◆ Data:
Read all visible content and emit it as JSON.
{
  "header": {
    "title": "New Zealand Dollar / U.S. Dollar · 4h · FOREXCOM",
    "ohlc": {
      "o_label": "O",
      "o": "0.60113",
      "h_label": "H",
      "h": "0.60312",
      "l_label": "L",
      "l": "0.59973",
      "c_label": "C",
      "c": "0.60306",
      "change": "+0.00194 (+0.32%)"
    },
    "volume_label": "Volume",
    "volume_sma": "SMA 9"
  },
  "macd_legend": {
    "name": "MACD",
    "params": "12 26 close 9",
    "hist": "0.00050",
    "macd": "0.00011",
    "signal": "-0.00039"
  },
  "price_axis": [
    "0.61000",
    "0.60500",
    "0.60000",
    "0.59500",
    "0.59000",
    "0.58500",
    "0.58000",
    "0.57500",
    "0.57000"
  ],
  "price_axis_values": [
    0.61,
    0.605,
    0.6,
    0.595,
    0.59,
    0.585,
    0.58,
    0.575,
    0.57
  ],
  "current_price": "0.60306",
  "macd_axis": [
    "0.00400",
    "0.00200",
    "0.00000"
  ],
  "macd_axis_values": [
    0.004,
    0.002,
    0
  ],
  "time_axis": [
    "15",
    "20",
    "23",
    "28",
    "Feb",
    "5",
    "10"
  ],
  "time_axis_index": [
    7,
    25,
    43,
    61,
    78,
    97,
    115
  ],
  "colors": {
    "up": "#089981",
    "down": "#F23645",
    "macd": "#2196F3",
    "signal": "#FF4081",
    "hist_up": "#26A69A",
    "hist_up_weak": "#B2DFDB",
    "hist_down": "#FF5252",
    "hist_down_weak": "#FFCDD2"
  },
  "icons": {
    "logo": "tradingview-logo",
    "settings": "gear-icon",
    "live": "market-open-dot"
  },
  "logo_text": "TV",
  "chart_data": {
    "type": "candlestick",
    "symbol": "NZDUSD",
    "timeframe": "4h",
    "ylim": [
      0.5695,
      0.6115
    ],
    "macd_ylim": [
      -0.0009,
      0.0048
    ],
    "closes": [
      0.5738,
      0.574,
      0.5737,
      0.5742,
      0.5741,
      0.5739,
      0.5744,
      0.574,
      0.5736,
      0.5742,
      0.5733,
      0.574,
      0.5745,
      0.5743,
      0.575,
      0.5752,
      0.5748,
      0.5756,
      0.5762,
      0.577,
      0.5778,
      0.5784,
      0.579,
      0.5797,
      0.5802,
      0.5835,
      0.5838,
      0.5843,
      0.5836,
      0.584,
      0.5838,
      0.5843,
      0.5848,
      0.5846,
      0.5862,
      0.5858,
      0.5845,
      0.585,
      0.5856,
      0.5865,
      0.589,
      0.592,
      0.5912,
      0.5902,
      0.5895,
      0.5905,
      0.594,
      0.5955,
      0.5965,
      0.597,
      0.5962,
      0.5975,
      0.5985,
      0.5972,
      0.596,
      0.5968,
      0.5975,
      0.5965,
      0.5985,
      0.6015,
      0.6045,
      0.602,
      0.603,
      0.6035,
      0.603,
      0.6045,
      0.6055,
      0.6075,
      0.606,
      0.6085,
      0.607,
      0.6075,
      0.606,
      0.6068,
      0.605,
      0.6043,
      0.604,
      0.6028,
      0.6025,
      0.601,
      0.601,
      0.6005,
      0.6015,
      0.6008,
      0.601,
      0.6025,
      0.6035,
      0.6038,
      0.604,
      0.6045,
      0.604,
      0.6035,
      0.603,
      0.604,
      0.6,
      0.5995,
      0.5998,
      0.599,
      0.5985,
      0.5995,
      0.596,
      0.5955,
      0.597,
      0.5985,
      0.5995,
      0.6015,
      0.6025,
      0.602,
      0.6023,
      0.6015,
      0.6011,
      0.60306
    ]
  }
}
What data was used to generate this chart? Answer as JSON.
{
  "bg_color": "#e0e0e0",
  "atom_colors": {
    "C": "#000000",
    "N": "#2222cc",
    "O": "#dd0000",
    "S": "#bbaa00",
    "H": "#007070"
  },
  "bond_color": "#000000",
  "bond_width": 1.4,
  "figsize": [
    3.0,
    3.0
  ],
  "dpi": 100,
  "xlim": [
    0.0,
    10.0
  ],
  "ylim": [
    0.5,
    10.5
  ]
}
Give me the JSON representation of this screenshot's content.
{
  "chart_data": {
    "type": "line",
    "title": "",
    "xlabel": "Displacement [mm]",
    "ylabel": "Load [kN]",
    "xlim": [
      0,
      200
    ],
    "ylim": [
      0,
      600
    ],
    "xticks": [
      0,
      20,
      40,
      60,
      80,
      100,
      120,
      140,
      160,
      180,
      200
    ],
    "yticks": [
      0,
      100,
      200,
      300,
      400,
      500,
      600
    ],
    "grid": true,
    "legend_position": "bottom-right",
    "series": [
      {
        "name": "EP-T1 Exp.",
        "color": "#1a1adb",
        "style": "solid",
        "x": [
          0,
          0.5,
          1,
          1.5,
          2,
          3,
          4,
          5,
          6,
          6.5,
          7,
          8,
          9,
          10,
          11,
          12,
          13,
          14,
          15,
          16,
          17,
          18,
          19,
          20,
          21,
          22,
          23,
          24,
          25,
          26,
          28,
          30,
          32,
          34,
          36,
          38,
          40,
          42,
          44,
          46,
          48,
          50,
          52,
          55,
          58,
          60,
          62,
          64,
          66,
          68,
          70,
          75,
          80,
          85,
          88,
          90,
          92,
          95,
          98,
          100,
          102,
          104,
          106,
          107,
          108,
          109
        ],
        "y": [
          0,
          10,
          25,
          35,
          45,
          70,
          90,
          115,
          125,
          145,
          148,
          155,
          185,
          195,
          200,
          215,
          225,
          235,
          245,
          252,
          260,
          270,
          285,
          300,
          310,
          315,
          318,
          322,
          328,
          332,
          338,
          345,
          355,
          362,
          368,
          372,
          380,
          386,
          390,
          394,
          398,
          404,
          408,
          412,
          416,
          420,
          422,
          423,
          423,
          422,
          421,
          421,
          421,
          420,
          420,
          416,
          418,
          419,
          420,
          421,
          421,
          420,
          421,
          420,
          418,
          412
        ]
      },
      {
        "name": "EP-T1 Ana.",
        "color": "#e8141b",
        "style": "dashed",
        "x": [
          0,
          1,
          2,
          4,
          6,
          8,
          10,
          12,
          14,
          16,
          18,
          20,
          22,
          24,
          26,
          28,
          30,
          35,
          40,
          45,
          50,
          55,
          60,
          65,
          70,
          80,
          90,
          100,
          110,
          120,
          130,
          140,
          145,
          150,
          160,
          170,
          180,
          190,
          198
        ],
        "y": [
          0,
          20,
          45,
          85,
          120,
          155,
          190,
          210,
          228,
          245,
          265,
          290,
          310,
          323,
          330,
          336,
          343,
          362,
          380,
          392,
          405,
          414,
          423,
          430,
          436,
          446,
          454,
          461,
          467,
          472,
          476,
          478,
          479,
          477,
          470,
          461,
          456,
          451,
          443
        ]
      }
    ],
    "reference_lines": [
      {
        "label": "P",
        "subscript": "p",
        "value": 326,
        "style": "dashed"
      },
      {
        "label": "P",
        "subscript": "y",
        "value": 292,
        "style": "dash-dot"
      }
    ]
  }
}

◆ Exercise: Go through the entries and repeat each one exactly.

◆ Answer:
Read all visible content and emit it as JSON.
{
  "header": {
    "title": "New Zealand Dollar / U.S. Dollar · 4h · FOREXCOM",
    "ohlc": {
      "o_label": "O",
      "o": "0.60113",
      "h_label": "H",
      "h": "0.60312",
      "l_label": "L",
      "l": "0.59973",
      "c_label": "C",
      "c": "0.60306",
      "change": "+0.00194 (+0.32%)"
    },
    "volume_label": "Volume",
    "volume_sma": "SMA 9"
  },
  "macd_legend": {
    "name": "MACD",
    "params": "12 26 close 9",
    "hist": "0.00050",
    "macd": "0.00011",
    "signal": "-0.00039"
  },
  "price_axis": [
    "0.61000",
    "0.60500",
    "0.60000",
    "0.59500",
    "0.59000",
    "0.58500",
    "0.58000",
    "0.57500",
    "0.57000"
  ],
  "price_axis_values": [
    0.61,
    0.605,
    0.6,
    0.595,
    0.59,
    0.585,
    0.58,
    0.575,
    0.57
  ],
  "current_price": "0.60306",
  "macd_axis": [
    "0.00400",
    "0.00200",
    "0.00000"
  ],
  "macd_axis_values": [
    0.004,
    0.002,
    0
  ],
  "time_axis": [
    "15",
    "20",
    "23",
    "28",
    "Feb",
    "5",
    "10"
  ],
  "time_axis_index": [
    7,
    25,
    43,
    61,
    78,
    97,
    115
  ],
  "colors": {
    "up": "#089981",
    "down": "#F23645",
    "macd": "#2196F3",
    "signal": "#FF4081",
    "hist_up": "#26A69A",
    "hist_up_weak": "#B2DFDB",
    "hist_down": "#FF5252",
    "hist_down_weak": "#FFCDD2"
  },
  "icons": {
    "logo": "tradingview-logo",
    "settings": "gear-icon",
    "live": "market-open-dot"
  },
  "logo_text": "TV",
  "chart_data": {
    "type": "candlestick",
    "symbol": "NZDUSD",
    "timeframe": "4h",
    "ylim": [
      0.5695,
      0.6115
    ],
    "macd_ylim": [
      -0.0009,
      0.0048
    ],
    "closes": [
      0.5738,
      0.574,
      0.5737,
      0.5742,
      0.5741,
      0.5739,
      0.5744,
      0.574,
      0.5736,
      0.5742,
      0.5733,
      0.574,
      0.5745,
      0.5743,
      0.575,
      0.5752,
      0.5748,
      0.5756,
      0.5762,
      0.577,
      0.5778,
      0.5784,
      0.579,
      0.5797,
      0.5802,
      0.5835,
      0.5838,
      0.5843,
      0.5836,
      0.584,
      0.5838,
      0.5843,
      0.5848,
      0.5846,
      0.5862,
      0.5858,
      0.5845,
      0.585,
      0.5856,
      0.5865,
      0.589,
      0.592,
      0.5912,
      0.5902,
      0.5895,
      0.5905,
      0.594,
      0.5955,
      0.5965,
      0.597,
      0.5962,
      0.5975,
      0.5985,
      0.5972,
      0.596,
      0.5968,
      0.5975,
      0.5965,
      0.5985,
      0.6015,
      0.6045,
      0.602,
      0.603,
      0.6035,
      0.603,
      0.6045,
      0.6055,
      0.6075,
      0.606,
      0.6085,
      0.607,
      0.6075,
      0.606,
      0.6068,
      0.605,
      0.6043,
      0.604,
      0.6028,
      0.6025,
      0.601,
      0.601,
      0.6005,
      0.6015,
      0.6008,
      0.601,
      0.6025,
      0.6035,
      0.6038,
      0.604,
      0.6045,
      0.604,
      0.6035,
      0.603,
      0.604,
      0.6,
      0.5995,
      0.5998,
      0.599,
      0.5985,
      0.5995,
      0.596,
      0.5955,
      0.597,
      0.5985,
      0.5995,
      0.6015,
      0.6025,
      0.602,
      0.6023,
      0.6015,
      0.6011,
      0.60306
    ]
  }
}
What data was used to generate this chart? Answer as JSON.
{
  "bg_color": "#e0e0e0",
  "atom_colors": {
    "C": "#000000",
    "N": "#2222cc",
    "O": "#dd0000",
    "S": "#bbaa00",
    "H": "#007070"
  },
  "bond_color": "#000000",
  "bond_width": 1.4,
  "figsize": [
    3.0,
    3.0
  ],
  "dpi": 100,
  "xlim": [
    0.0,
    10.0
  ],
  "ylim": [
    0.5,
    10.5
  ]
}
Give me the JSON representation of this screenshot's content.
{
  "chart_data": {
    "type": "line",
    "title": "",
    "xlabel": "Displacement [mm]",
    "ylabel": "Load [kN]",
    "xlim": [
      0,
      200
    ],
    "ylim": [
      0,
      600
    ],
    "xticks": [
      0,
      20,
      40,
      60,
      80,
      100,
      120,
      140,
      160,
      180,
      200
    ],
    "yticks": [
      0,
      100,
      200,
      300,
      400,
      500,
      600
    ],
    "grid": true,
    "legend_position": "bottom-right",
    "series": [
      {
        "name": "EP-T1 Exp.",
        "color": "#1a1adb",
        "style": "solid",
        "x": [
          0,
          0.5,
          1,
          1.5,
          2,
          3,
          4,
          5,
          6,
          6.5,
          7,
          8,
          9,
          10,
          11,
          12,
          13,
          14,
          15,
          16,
          17,
          18,
          19,
          20,
          21,
          22,
          23,
          24,
          25,
          26,
          28,
          30,
          32,
          34,
          36,
          38,
          40,
          42,
          44,
          46,
          48,
          50,
          52,
          55,
          58,
          60,
          62,
          64,
          66,
          68,
          70,
          75,
          80,
          85,
          88,
          90,
          92,
          95,
          98,
          100,
          102,
          104,
          106,
          107,
          108,
          109
        ],
        "y": [
          0,
          10,
          25,
          35,
          45,
          70,
          90,
          115,
          125,
          145,
          148,
          155,
          185,
          195,
          200,
          215,
          225,
          235,
          245,
          252,
          260,
          270,
          285,
          300,
          310,
          315,
          318,
          322,
          328,
          332,
          338,
          345,
          355,
          362,
          368,
          372,
          380,
          386,
          390,
          394,
          398,
          404,
          408,
          412,
          416,
          420,
          422,
          423,
          423,
          422,
          421,
          421,
          421,
          420,
          420,
          416,
          418,
          419,
          420,
          421,
          421,
          420,
          421,
          420,
          418,
          412
        ]
      },
      {
        "name": "EP-T1 Ana.",
        "color": "#e8141b",
        "style": "dashed",
        "x": [
          0,
          1,
          2,
          4,
          6,
          8,
          10,
          12,
          14,
          16,
          18,
          20,
          22,
          24,
          26,
          28,
          30,
          35,
          40,
          45,
          50,
          55,
          60,
          65,
          70,
          80,
          90,
          100,
          110,
          120,
          130,
          140,
          145,
          150,
          160,
          170,
          180,
          190,
          198
        ],
        "y": [
          0,
          20,
          45,
          85,
          120,
          155,
          190,
          210,
          228,
          245,
          265,
          290,
          310,
          323,
          330,
          336,
          343,
          362,
          380,
          392,
          405,
          414,
          423,
          430,
          436,
          446,
          454,
          461,
          467,
          472,
          476,
          478,
          479,
          477,
          470,
          461,
          456,
          451,
          443
        ]
      }
    ],
    "reference_lines": [
      {
        "label": "P",
        "subscript": "p",
        "value": 326,
        "style": "dashed"
      },
      {
        "label": "P",
        "subscript": "y",
        "value": 292,
        "style": "dash-dot"
      }
    ]
  }
}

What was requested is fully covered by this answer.